Records from a collection
((
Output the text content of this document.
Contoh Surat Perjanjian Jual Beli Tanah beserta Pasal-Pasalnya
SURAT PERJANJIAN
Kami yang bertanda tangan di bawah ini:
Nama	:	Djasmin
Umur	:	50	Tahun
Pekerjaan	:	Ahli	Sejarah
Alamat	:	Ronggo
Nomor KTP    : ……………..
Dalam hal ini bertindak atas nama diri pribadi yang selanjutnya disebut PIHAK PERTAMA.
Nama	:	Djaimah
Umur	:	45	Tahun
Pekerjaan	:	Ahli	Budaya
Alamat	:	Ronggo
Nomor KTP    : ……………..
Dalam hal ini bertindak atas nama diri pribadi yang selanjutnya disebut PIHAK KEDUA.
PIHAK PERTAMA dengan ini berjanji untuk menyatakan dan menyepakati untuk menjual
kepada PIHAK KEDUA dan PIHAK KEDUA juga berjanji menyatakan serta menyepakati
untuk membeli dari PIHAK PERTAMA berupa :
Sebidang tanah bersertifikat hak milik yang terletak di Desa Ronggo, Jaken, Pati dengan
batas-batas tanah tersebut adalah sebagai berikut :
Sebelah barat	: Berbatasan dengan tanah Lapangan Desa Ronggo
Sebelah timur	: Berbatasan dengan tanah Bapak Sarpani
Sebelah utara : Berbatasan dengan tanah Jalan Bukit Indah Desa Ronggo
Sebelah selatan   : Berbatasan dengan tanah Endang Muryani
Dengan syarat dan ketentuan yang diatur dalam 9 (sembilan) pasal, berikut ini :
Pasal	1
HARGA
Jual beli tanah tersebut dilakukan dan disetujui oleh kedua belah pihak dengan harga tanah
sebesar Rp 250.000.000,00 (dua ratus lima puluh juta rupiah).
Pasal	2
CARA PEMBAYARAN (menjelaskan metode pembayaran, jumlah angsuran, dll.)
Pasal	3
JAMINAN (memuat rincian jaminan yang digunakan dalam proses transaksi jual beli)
))
### Stated problem
The listing above should be transcribed in full, exactly as written.

### Response
Output the text content of this document.
Contoh Surat Perjanjian Jual Beli Tanah beserta Pasal-Pasalnya
SURAT PERJANJIAN
Kami yang bertanda tangan di bawah ini:
Nama	:	Djasmin
Umur	:	50	Tahun
Pekerjaan	:	Ahli	Sejarah
Alamat	:	Ronggo
Nomor KTP    : ……………..
Dalam hal ini bertindak atas nama diri pribadi yang selanjutnya disebut PIHAK PERTAMA.
Nama	:	Djaimah
Umur	:	45	Tahun
Pekerjaan	:	Ahli	Budaya
Alamat	:	Ronggo
Nomor KTP    : ……………..
Dalam hal ini bertindak atas nama diri pribadi yang selanjutnya disebut PIHAK KEDUA.
PIHAK PERTAMA dengan ini berjanji untuk menyatakan dan menyepakati untuk menjual
kepada PIHAK KEDUA dan PIHAK KEDUA juga berjanji menyatakan serta menyepakati
untuk membeli dari PIHAK PERTAMA berupa :
Sebidang tanah bersertifikat hak milik yang terletak di Desa Ronggo, Jaken, Pati dengan
batas-batas tanah tersebut adalah sebagai berikut :
Sebelah barat	: Berbatasan dengan tanah Lapangan Desa Ronggo
Sebelah timur	: Berbatasan dengan tanah Bapak Sarpani
Sebelah utara : Berbatasan dengan tanah Jalan Bukit Indah Desa Ronggo
Sebelah selatan   : Berbatasan dengan tanah Endang Muryani
Dengan syarat dan ketentuan yang diatur dalam 9 (sembilan) pasal, berikut ini :
Pasal	1
HARGA
Jual beli tanah tersebut dilakukan dan disetujui oleh kedua belah pihak dengan harga tanah
sebesar Rp 250.000.000,00 (dua ratus lima puluh juta rupiah).
Pasal	2
CARA PEMBAYARAN (menjelaskan metode pembayaran, jumlah angsuran, dll.)
Pasal	3
JAMINAN (memuat rincian jaminan yang digunakan dalam proses transaksi jual beli)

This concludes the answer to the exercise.